[START OF Dataset excerpts]
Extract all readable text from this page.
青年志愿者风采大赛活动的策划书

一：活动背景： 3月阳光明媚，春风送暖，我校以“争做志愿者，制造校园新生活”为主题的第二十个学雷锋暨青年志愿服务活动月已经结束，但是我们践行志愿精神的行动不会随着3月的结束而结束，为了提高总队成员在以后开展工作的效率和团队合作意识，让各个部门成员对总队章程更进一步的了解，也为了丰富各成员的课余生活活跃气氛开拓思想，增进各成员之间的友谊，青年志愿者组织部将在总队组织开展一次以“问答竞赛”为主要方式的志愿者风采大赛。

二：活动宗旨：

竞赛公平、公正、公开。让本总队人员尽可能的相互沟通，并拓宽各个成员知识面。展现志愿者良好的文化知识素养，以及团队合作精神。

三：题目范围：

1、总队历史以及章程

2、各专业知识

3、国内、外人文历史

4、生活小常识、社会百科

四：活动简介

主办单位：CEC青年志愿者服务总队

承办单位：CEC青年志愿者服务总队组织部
[END OF Dataset excerpts]
What is asked: Reproduce every line of the material above exactly.

Completed exercise:
Extract all readable text from this page.
青年志愿者风采大赛活动的策划书

一：活动背景： 3月阳光明媚，春风送暖，我校以“争做志愿者，制造校园新生活”为主题的第二十个学雷锋暨青年志愿服务活动月已经结束，但是我们践行志愿精神的行动不会随着3月的结束而结束，为了提高总队成员在以后开展工作的效率和团队合作意识，让各个部门成员对总队章程更进一步的了解，也为了丰富各成员的课余生活活跃气氛开拓思想，增进各成员之间的友谊，青年志愿者组织部将在总队组织开展一次以“问答竞赛”为主要方式的志愿者风采大赛。

二：活动宗旨：

竞赛公平、公正、公开。让本总队人员尽可能的相互沟通，并拓宽各个成员知识面。展现志愿者良好的文化知识素养，以及团队合作精神。

三：题目范围：

1、总队历史以及章程

2、各专业知识

3、国内、外人文历史

4、生活小常识、社会百科

四：活动简介

主办单位：CEC青年志愿者服务总队

承办单位：CEC青年志愿者服务总队组织部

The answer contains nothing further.